§ WHAT THE EXERCISE ASKS
Using the listing below, select the lines with the word "Mine" and copy them.

§ RECORDS SUPPLIED
* * *
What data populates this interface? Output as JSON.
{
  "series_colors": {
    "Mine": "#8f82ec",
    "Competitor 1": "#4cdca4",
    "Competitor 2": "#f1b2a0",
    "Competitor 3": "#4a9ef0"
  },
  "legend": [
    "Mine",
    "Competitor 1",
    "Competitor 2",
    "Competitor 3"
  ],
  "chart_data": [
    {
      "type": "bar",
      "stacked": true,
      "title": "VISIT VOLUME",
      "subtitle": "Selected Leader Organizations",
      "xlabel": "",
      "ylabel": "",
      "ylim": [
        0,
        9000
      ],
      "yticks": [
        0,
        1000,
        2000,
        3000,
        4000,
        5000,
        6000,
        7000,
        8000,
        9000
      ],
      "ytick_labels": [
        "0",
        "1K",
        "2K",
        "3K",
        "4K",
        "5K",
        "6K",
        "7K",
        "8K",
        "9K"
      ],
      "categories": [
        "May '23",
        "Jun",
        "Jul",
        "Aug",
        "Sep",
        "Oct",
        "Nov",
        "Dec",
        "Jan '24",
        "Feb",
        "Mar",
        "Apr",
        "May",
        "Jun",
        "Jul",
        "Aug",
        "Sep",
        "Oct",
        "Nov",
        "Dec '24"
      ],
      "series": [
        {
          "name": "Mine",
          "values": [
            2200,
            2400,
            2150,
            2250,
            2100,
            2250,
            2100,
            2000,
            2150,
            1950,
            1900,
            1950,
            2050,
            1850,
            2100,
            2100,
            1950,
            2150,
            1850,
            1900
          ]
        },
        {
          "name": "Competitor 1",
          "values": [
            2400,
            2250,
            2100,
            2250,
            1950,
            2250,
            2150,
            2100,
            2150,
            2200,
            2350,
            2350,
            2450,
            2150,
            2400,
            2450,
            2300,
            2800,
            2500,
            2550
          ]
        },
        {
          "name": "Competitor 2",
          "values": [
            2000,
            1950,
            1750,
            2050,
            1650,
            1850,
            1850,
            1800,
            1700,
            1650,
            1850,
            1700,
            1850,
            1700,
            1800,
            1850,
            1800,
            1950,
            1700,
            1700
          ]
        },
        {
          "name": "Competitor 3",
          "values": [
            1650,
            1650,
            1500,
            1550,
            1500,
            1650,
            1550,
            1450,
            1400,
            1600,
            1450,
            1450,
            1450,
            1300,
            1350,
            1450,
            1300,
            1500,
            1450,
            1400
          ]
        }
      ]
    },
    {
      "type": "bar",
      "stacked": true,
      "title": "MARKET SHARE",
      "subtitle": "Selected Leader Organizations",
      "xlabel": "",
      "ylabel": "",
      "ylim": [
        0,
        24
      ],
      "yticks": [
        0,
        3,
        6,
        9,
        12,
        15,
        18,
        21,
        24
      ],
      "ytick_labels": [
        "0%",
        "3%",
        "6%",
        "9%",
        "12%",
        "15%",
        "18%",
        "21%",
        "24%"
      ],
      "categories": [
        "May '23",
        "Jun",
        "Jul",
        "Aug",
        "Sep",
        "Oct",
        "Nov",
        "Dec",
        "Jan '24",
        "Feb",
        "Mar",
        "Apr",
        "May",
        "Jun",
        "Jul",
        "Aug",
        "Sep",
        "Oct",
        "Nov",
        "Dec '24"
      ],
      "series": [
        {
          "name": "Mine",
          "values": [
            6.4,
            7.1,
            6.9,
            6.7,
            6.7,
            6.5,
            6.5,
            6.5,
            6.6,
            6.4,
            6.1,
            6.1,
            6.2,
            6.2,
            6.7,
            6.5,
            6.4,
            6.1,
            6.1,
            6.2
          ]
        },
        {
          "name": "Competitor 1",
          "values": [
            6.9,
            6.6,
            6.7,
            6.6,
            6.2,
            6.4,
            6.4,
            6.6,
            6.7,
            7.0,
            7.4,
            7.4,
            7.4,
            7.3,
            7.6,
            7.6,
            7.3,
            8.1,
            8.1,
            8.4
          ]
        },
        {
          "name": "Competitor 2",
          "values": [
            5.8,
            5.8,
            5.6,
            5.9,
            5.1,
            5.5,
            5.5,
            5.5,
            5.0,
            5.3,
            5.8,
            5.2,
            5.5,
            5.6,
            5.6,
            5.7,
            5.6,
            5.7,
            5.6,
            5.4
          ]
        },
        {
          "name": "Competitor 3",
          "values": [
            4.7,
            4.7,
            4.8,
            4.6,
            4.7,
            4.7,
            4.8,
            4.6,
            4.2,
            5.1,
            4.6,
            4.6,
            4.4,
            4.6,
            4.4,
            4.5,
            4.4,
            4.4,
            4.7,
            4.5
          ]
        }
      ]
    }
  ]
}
* * *
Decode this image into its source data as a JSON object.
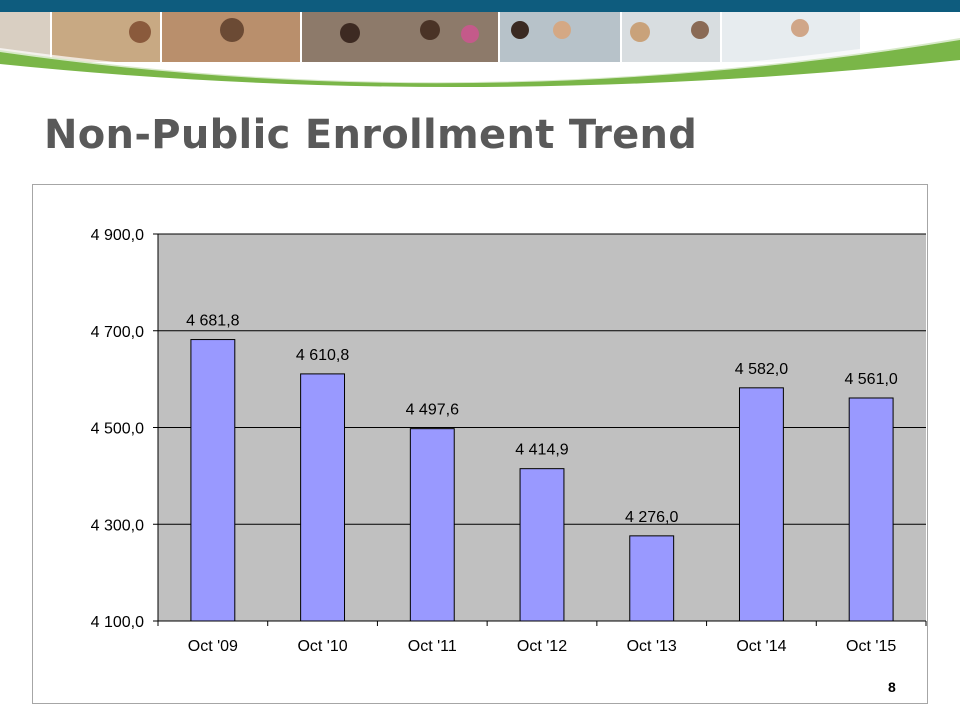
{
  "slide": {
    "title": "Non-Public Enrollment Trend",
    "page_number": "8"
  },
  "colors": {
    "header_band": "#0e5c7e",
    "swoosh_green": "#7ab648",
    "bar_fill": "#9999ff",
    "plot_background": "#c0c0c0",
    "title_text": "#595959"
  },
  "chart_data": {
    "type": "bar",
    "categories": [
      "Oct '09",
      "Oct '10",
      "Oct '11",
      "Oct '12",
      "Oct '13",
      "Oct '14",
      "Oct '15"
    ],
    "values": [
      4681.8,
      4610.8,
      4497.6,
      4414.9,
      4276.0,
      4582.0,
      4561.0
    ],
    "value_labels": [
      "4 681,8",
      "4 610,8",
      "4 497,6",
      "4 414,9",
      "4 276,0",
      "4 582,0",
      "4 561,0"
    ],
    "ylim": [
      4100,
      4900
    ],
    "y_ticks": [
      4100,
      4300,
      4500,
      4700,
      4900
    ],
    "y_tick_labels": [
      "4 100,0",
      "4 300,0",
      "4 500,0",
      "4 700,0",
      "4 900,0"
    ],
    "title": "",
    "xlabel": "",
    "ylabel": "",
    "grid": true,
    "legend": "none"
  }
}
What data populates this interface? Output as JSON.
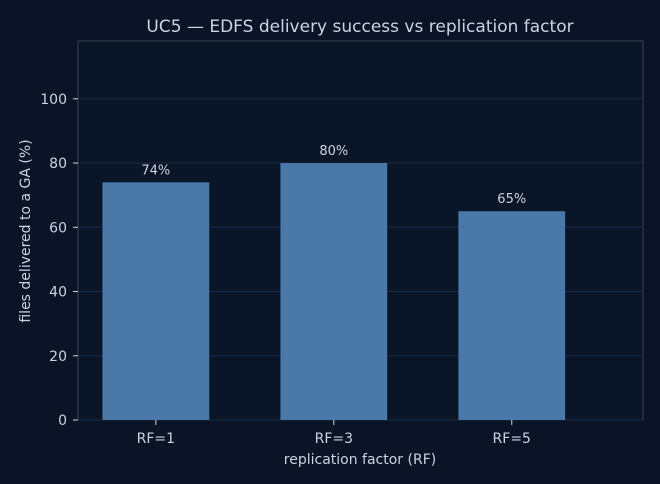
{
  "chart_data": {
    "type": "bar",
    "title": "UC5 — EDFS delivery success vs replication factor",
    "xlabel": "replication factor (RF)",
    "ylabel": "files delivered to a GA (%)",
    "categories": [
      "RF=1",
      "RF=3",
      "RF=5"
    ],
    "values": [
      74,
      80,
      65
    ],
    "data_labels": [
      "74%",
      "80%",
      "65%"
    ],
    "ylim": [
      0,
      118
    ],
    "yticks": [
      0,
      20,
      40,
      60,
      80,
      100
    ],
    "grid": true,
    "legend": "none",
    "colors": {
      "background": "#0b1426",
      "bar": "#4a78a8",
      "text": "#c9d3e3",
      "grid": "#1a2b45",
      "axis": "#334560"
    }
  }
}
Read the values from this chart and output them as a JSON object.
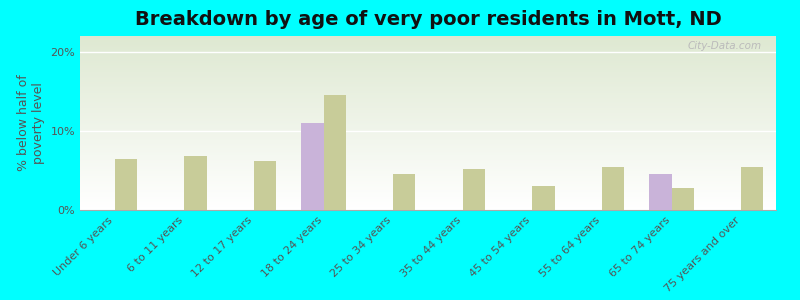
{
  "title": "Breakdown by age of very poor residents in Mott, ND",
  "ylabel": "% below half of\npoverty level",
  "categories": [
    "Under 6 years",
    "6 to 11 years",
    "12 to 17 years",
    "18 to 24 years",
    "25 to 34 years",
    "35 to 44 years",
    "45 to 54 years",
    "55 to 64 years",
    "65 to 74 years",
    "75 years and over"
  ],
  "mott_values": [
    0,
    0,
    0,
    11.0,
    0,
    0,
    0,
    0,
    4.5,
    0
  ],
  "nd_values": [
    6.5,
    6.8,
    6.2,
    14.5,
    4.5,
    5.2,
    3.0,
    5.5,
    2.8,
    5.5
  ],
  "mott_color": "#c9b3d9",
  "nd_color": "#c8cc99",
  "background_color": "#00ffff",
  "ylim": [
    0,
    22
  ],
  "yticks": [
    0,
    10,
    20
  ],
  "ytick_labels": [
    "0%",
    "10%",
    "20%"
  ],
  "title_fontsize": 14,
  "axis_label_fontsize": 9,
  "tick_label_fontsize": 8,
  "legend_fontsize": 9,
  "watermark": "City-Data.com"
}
* * *
§ ANSWER TO THE PROBLEM
    "Mine": "#8f82ec",
    "Mine",
          "name": "Mine",
          "name": "Mine",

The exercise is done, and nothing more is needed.